▶ **SOURCE TEXT**:
╔══

On March 4, 1789, eight United States Senators overcame late winter travel conditions from their respective states to reach the United States temporary capital, the City of New York. Eleven states had by then ratified the Federal Constitution. Out of the twenty-two eligible senators (two per state), the Senate needed twelve present to achieve a quorum, to conduct legislative business. They could not do so, until April 12, 1789, when quorum of twelve Senators was achieved. But at the appointed hour for the government to begin, eight Senators-elect climbed the stairs of City of New York’s old City Hall. In the hope of convincing the Congress to make the City of New York the nation’s permanent capital, its leaders had before the appointed date of March 4 named that building Federal Hall and tripled its original size. When the eight Senators reached their elegant chambers on 2d floor of the building, the Senate literally became the Upper House. In the Federal Hall, the House of Representatives was located on the lower floor, which had more space, because they were far more in number. From there, a tradition was born.

The Continental Congress, under whose legal instrument the Constitutional Convention came to be, and the Convention, itself, operated in secrecy. They created the Senate, which operated in secrecy for some years, before opening its gallery to the public, in 1795. The Senate opened its doors, not for its ‘love’ for the public. After all, the Convention that in its image created the Senate, to actually represent the states, as each senator was in the beginning of the federal journey chosen by the legislature of his state, not necessarily to represent the people of the state, but the state, felt that occasional publication of an official journal, with information on how Senators voted on legislation and other matters, would be sufficient to keep the public informed. And defenders, among senators, of deliberative secrecy, looked with disdain on the House of Representatives, where they believed members were tempted to play to a gallery of hissing and cheering onlookers. Swanstrom, Roy, The United States Senate, 1787-1801; A Dissertation on the First Fourteen Years of the Upper Legislative Body; Senate Document 100-31, 100th Congress, 1st Session, 1988.

The people of each state began to complain, loudly, that they could not effectively assess their Senators’ behavior from outside a closed door. Individual Senators, who looked forward to reelection, began to recognize that their legislative positions could more easily win popular support at home if publicly aired. Equally, the public was beginning to refer to the House of Representatives as both ‘the House’ and ‘Congress. Yet, only the rather innocuous location arrangement in the City of New York, of two constitutionally equal Houses of the Congress of the United States that brought about the historically resilient appellation, Upper House, Lower House.

╚══

▶ **MATERIAL PROVIDED**:
╔══

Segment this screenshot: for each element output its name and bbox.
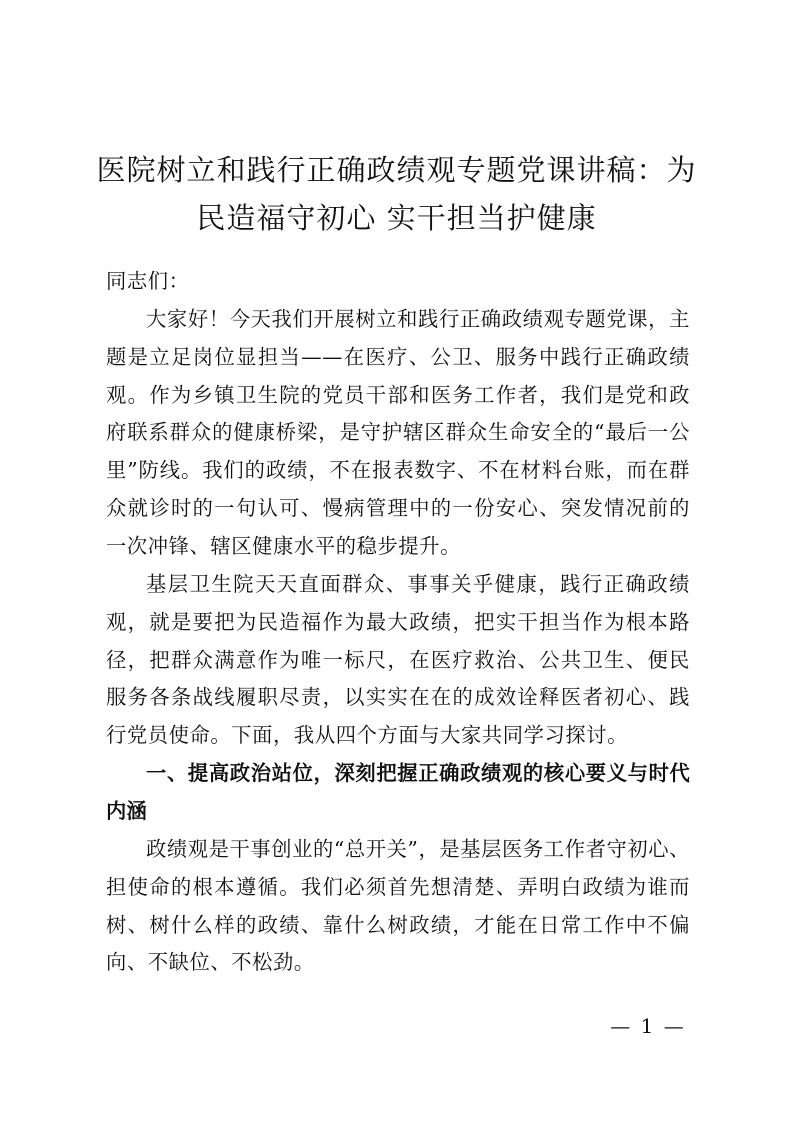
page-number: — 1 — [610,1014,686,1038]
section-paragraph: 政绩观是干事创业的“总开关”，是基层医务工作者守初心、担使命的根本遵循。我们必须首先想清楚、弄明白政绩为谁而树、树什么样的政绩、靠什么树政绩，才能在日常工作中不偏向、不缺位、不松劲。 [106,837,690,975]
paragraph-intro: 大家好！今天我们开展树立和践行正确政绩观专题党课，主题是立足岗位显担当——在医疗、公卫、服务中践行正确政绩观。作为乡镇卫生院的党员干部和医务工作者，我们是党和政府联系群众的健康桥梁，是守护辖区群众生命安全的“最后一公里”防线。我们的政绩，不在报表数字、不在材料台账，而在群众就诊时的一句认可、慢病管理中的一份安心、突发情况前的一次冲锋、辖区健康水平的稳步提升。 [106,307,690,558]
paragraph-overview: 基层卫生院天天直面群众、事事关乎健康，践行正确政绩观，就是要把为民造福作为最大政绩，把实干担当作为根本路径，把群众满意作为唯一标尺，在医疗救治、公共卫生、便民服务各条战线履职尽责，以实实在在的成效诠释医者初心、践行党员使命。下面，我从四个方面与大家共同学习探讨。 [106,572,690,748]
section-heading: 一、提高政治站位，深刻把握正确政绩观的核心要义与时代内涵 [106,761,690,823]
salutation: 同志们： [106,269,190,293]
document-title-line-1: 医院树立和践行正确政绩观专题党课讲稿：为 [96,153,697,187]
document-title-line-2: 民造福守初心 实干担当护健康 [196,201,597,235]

╚══

▶ **PROBLEM SET**:
A) Reproduce the passage on the early Senate, starting at "The people of each" and ending at "House, Lower House.".
B) List every distinct year that appears in the passage on the early Senate, each only once, in chronological order.

▶ **ANSWERS GIVEN**:
A)
The people of each state began to complain, loudly, that they could not effectively assess their Senators’ behavior from outside a closed door. Individual Senators, who looked forward to reelection, began to recognize that their legislative positions could more easily win popular support at home if publicly aired. Equally, the public was beginning to refer to the House of Representatives as both ‘the House’ and ‘Congress. Yet, only the rather innocuous location arrangement in the City of New York, of two constitutionally equal Houses of the Congress of the United States that brought about the historically resilient appellation, Upper House, Lower House.

B) 1787, 1789, 1795, 1801, 1988